==== Records

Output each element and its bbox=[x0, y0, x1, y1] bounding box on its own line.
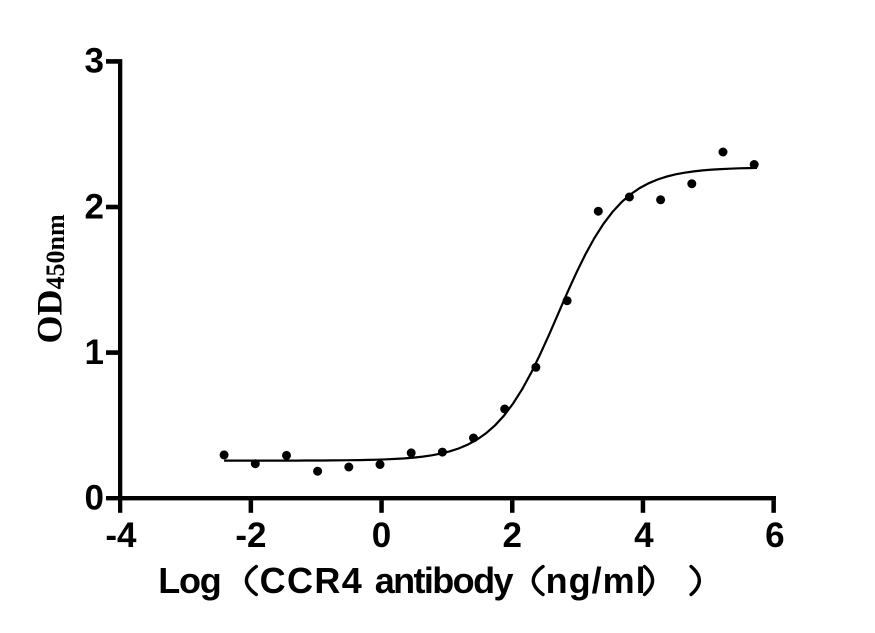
svg-text:CCR4: CCR4 bbox=[260, 560, 364, 601]
svg-text:0: 0 bbox=[372, 516, 391, 555]
svg-text:0: 0 bbox=[85, 479, 104, 518]
svg-text:antibody: antibody bbox=[375, 560, 514, 601]
svg-text:ng/ml: ng/ml bbox=[546, 560, 647, 601]
svg-text:3: 3 bbox=[85, 42, 104, 81]
svg-text:1: 1 bbox=[85, 333, 104, 372]
svg-text:-4: -4 bbox=[105, 516, 137, 555]
svg-text:2: 2 bbox=[85, 187, 104, 226]
svg-text:6: 6 bbox=[765, 516, 784, 555]
svg-text:2: 2 bbox=[502, 516, 521, 555]
svg-text:4: 4 bbox=[634, 516, 654, 555]
svg-text:-2: -2 bbox=[235, 516, 266, 555]
svg-text:Log: Log bbox=[158, 560, 220, 601]
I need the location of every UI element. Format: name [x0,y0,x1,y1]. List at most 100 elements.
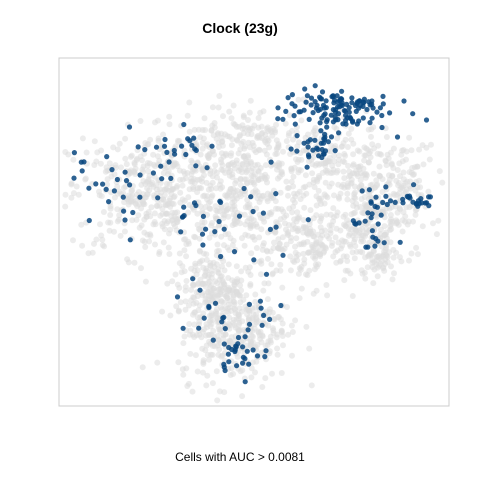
highlighted-cell-point [286,95,291,100]
background-cell-point [234,263,240,269]
background-cell-point [118,233,124,239]
background-cell-point [173,272,179,278]
background-cell-point [229,115,235,121]
background-cell-point [220,353,226,359]
background-cell-point [248,179,254,185]
background-cell-point [191,310,197,316]
background-cell-point [169,218,175,224]
background-cell-point [160,224,166,230]
highlighted-cell-point [232,249,237,254]
highlighted-cell-point [243,379,248,384]
background-cell-point [186,381,192,387]
background-cell-point [80,135,86,141]
highlighted-cell-point [259,306,264,311]
highlighted-cell-point [290,92,295,97]
background-cell-point [177,177,183,183]
background-cell-point [320,170,326,176]
background-cell-point [224,202,230,208]
background-cell-point [264,152,270,158]
background-cell-point [322,191,328,197]
highlighted-cell-point [349,95,354,100]
highlighted-cell-point [209,144,214,149]
background-cell-point [202,347,208,353]
background-cell-point [406,258,412,264]
background-cell-point [370,280,376,286]
background-cell-point [196,280,202,286]
background-cell-point [222,331,228,337]
highlighted-cell-point [370,235,375,240]
background-cell-point [236,329,242,335]
background-cell-point [245,233,251,239]
background-cell-point [182,268,188,274]
highlighted-cell-point [283,109,288,114]
background-cell-point [261,240,267,246]
background-cell-point [122,156,128,162]
background-cell-point [310,129,316,135]
background-cell-point [362,152,368,158]
highlighted-cell-point [378,105,383,110]
highlighted-cell-point [329,134,334,139]
background-cell-point [276,241,282,247]
background-cell-point [166,114,172,120]
background-cell-point [345,163,351,169]
background-cell-point [176,308,182,314]
background-cell-point [259,384,265,390]
background-cell-point [214,315,220,321]
background-cell-point [203,382,209,388]
highlighted-cell-point [127,182,132,187]
background-cell-point [212,162,218,168]
highlighted-cell-point [411,182,416,187]
background-cell-point [231,103,237,109]
background-cell-point [365,264,371,270]
background-cell-point [246,140,252,146]
highlighted-cell-point [331,94,336,99]
background-cell-point [218,159,224,165]
background-cell-point [403,204,409,210]
background-cell-point [248,250,254,256]
background-cell-point [169,278,175,284]
background-cell-point [99,237,105,243]
background-cell-point [369,141,375,147]
background-cell-point [255,133,261,139]
highlighted-cell-point [294,149,299,154]
background-cell-point [248,159,254,165]
highlighted-cell-point [213,301,218,306]
background-cell-point [300,251,306,257]
background-cell-point [195,369,201,375]
background-cell-point [383,158,389,164]
highlighted-cell-point [240,361,245,366]
highlighted-cell-point [245,349,250,354]
highlighted-cell-point [240,344,245,349]
background-cell-point [301,257,307,263]
highlighted-cell-point [333,148,338,153]
background-cell-point [121,185,127,191]
background-cell-point [118,164,124,170]
highlighted-cell-point [255,353,260,358]
background-cell-point [174,217,180,223]
highlighted-cell-point [243,334,248,339]
highlighted-cell-point [123,170,128,175]
background-cell-point [336,153,342,159]
background-cell-point [248,374,254,380]
background-cell-point [156,251,162,257]
background-cell-point [86,250,92,256]
background-cell-point [175,282,181,288]
background-cell-point [336,196,342,202]
background-cell-point [284,242,290,248]
background-cell-point [391,146,397,152]
background-cell-point [280,342,286,348]
background-cell-point [380,264,386,270]
background-cell-point [183,307,189,313]
highlighted-cell-point [217,219,222,224]
highlighted-cell-point [261,313,266,318]
highlighted-cell-point [130,210,135,215]
background-cell-point [107,220,113,226]
chart-caption: Cells with AUC > 0.0081 [0,450,480,464]
background-cell-point [122,229,128,235]
background-cell-point [268,261,274,267]
background-cell-point [98,161,104,167]
highlighted-cell-point [369,201,374,206]
background-cell-point [159,309,165,315]
background-cell-point [288,235,294,241]
highlighted-cell-point [347,110,352,115]
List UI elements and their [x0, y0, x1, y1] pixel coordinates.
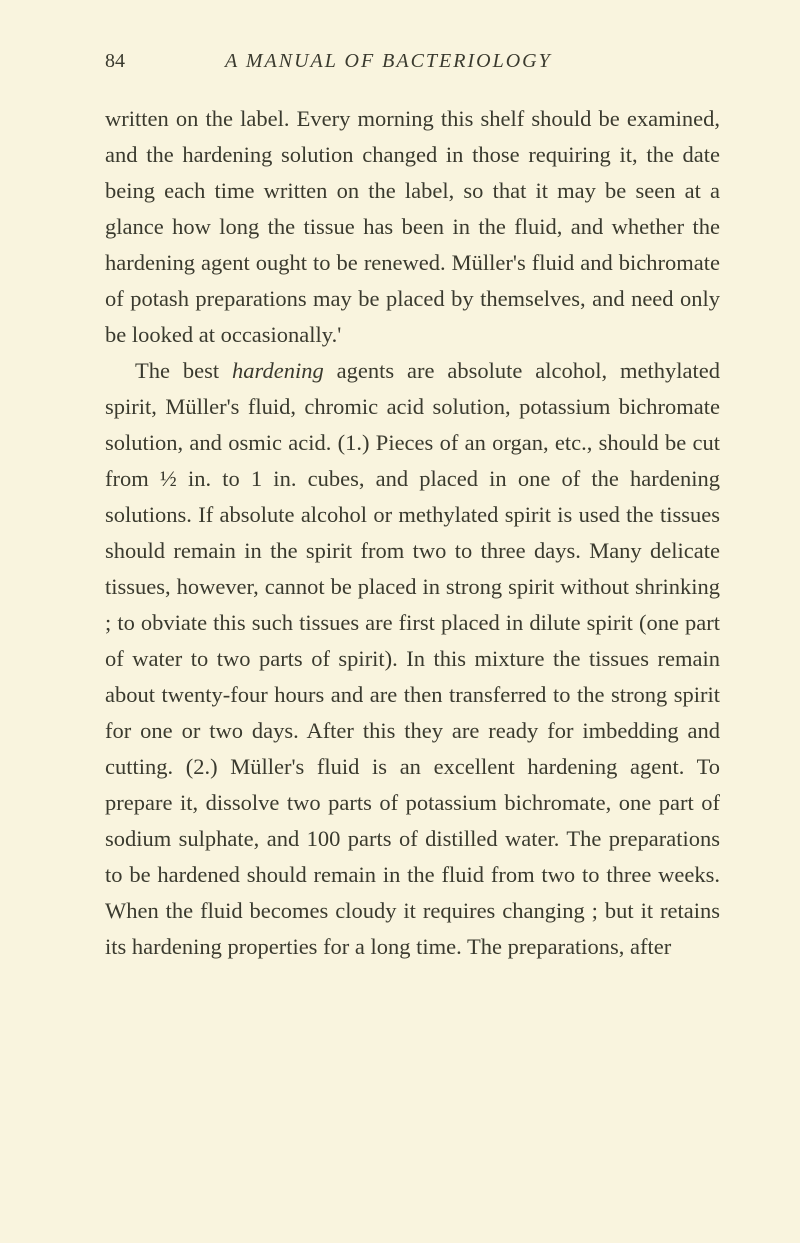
page-number: 84 — [105, 50, 125, 73]
p2-italic: hardening — [232, 358, 324, 383]
paragraph-1: written on the label. Every morning this… — [105, 101, 720, 353]
book-title: A MANUAL OF BACTERIOLOGY — [225, 50, 552, 73]
paragraph-2: The best hardening agents are absolute a… — [105, 353, 720, 965]
body-text: written on the label. Every morning this… — [105, 101, 720, 965]
page-header: 84 A MANUAL OF BACTERIOLOGY — [105, 50, 720, 73]
p2-prefix: The best — [135, 358, 232, 383]
p2-suffix: agents are absolute alcohol, methylated … — [105, 358, 720, 959]
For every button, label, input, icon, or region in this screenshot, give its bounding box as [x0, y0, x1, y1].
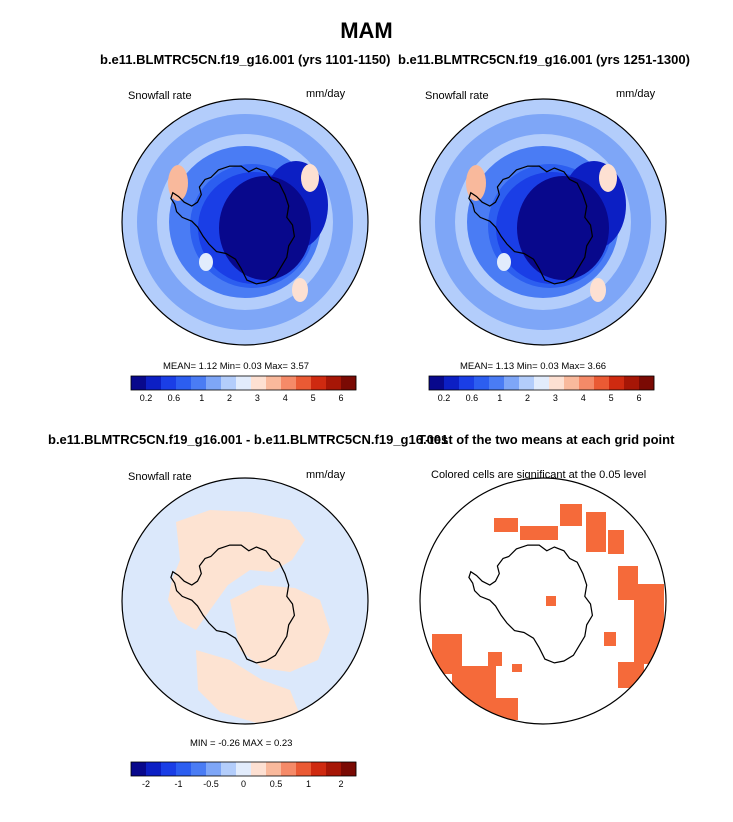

========

An exact copy of all the entries is required, and it must contain no pictures.

_Answer to this task_:
Output each element and its bbox=[x0, y0, x1, y1] bounding box on its own line.
svg-text:CCR4: CCR4 bbox=[260, 560, 364, 601]
svg-text:0: 0 bbox=[372, 516, 391, 555]
svg-text:0: 0 bbox=[85, 479, 104, 518]
svg-text:antibody: antibody bbox=[375, 560, 514, 601]
svg-text:ng/ml: ng/ml bbox=[546, 560, 647, 601]
svg-text:3: 3 bbox=[85, 42, 104, 81]
svg-text:1: 1 bbox=[85, 333, 104, 372]
svg-text:-4: -4 bbox=[105, 516, 137, 555]
svg-text:2: 2 bbox=[85, 187, 104, 226]
svg-text:6: 6 bbox=[765, 516, 784, 555]
svg-text:2: 2 bbox=[502, 516, 521, 555]
svg-text:4: 4 bbox=[634, 516, 654, 555]
svg-text:-2: -2 bbox=[235, 516, 266, 555]
svg-text:Log: Log bbox=[158, 560, 220, 601]
I need the location of every UI element. Format: name [x0,y0,x1,y1]. List at most 100 elements.
highlighted-cell-point [286,95,291,100]
background-cell-point [234,263,240,269]
background-cell-point [118,233,124,239]
background-cell-point [173,272,179,278]
background-cell-point [229,115,235,121]
background-cell-point [220,353,226,359]
background-cell-point [248,179,254,185]
background-cell-point [191,310,197,316]
background-cell-point [169,218,175,224]
background-cell-point [160,224,166,230]
highlighted-cell-point [232,249,237,254]
highlighted-cell-point [243,379,248,384]
background-cell-point [186,381,192,387]
background-cell-point [80,135,86,141]
highlighted-cell-point [259,306,264,311]
highlighted-cell-point [290,92,295,97]
background-cell-point [177,177,183,183]
background-cell-point [320,170,326,176]
background-cell-point [224,202,230,208]
background-cell-point [264,152,270,158]
background-cell-point [322,191,328,197]
highlighted-cell-point [349,95,354,100]
highlighted-cell-point [209,144,214,149]
background-cell-point [202,347,208,353]
background-cell-point [406,258,412,264]
background-cell-point [370,280,376,286]
background-cell-point [196,280,202,286]
background-cell-point [222,331,228,337]
highlighted-cell-point [370,235,375,240]
background-cell-point [236,329,242,335]
background-cell-point [245,233,251,239]
background-cell-point [182,268,188,274]
highlighted-cell-point [283,109,288,114]
background-cell-point [261,240,267,246]
background-cell-point [122,156,128,162]
background-cell-point [310,129,316,135]
background-cell-point [362,152,368,158]
highlighted-cell-point [378,105,383,110]
highlighted-cell-point [329,134,334,139]
background-cell-point [276,241,282,247]
background-cell-point [166,114,172,120]
background-cell-point [345,163,351,169]
background-cell-point [176,308,182,314]
background-cell-point [259,384,265,390]
background-cell-point [214,315,220,321]
background-cell-point [203,382,209,388]
highlighted-cell-point [127,182,132,187]
background-cell-point [212,162,218,168]
highlighted-cell-point [411,182,416,187]
background-cell-point [231,103,237,109]
background-cell-point [365,264,371,270]
background-cell-point [246,140,252,146]
highlighted-cell-point [331,94,336,99]
background-cell-point [218,159,224,165]
background-cell-point [403,204,409,210]
background-cell-point [248,250,254,256]
background-cell-point [169,278,175,284]
background-cell-point [99,237,105,243]
background-cell-point [369,141,375,147]
background-cell-point [255,133,261,139]
highlighted-cell-point [294,149,299,154]
background-cell-point [248,159,254,165]
highlighted-cell-point [213,301,218,306]
background-cell-point [300,251,306,257]
background-cell-point [195,369,201,375]
background-cell-point [383,158,389,164]
highlighted-cell-point [240,361,245,366]
highlighted-cell-point [245,349,250,354]
highlighted-cell-point [240,344,245,349]
background-cell-point [301,257,307,263]
highlighted-cell-point [333,148,338,153]
background-cell-point [121,185,127,191]
background-cell-point [118,164,124,170]
highlighted-cell-point [255,353,260,358]
background-cell-point [174,217,180,223]
highlighted-cell-point [243,334,248,339]
highlighted-cell-point [123,170,128,175]
background-cell-point [336,153,342,159]
background-cell-point [248,374,254,380]
background-cell-point [156,251,162,257]
background-cell-point [86,250,92,256]
background-cell-point [175,282,181,288]
background-cell-point [336,196,342,202]
background-cell-point [284,242,290,248]
background-cell-point [391,146,397,152]
background-cell-point [280,342,286,348]
background-cell-point [380,264,386,270]
background-cell-point [183,307,189,313]
highlighted-cell-point [217,219,222,224]
highlighted-cell-point [261,313,266,318]
highlighted-cell-point [130,210,135,215]
background-cell-point [107,220,113,226]
chart-caption: Cells with AUC > 0.0081 [0,450,480,464]
background-cell-point [122,229,128,235]
background-cell-point [268,261,274,267]
background-cell-point [98,161,104,167]
highlighted-cell-point [369,201,374,206]
background-cell-point [159,309,165,315]
background-cell-point [288,235,294,241]
highlighted-cell-point [347,110,352,115]
List UI elements and their [x0, y0, x1, y1] pixel coordinates.
page-number: 84 — [105, 50, 125, 73]
p2-italic: hardening — [232, 358, 324, 383]
paragraph-1: written on the label. Every morning this… — [105, 101, 720, 353]
book-title: A MANUAL OF BACTERIOLOGY — [225, 50, 552, 73]
paragraph-2: The best hardening agents are absolute a… — [105, 353, 720, 965]
body-text: written on the label. Every morning this… — [105, 101, 720, 965]
page-header: 84 A MANUAL OF BACTERIOLOGY — [105, 50, 720, 73]
p2-prefix: The best — [135, 358, 232, 383]
p2-suffix: agents are absolute alcohol, methylated … — [105, 358, 720, 959]
For every button, label, input, icon, or region in this screenshot, give its bounding box as [x0, y0, x1, y1].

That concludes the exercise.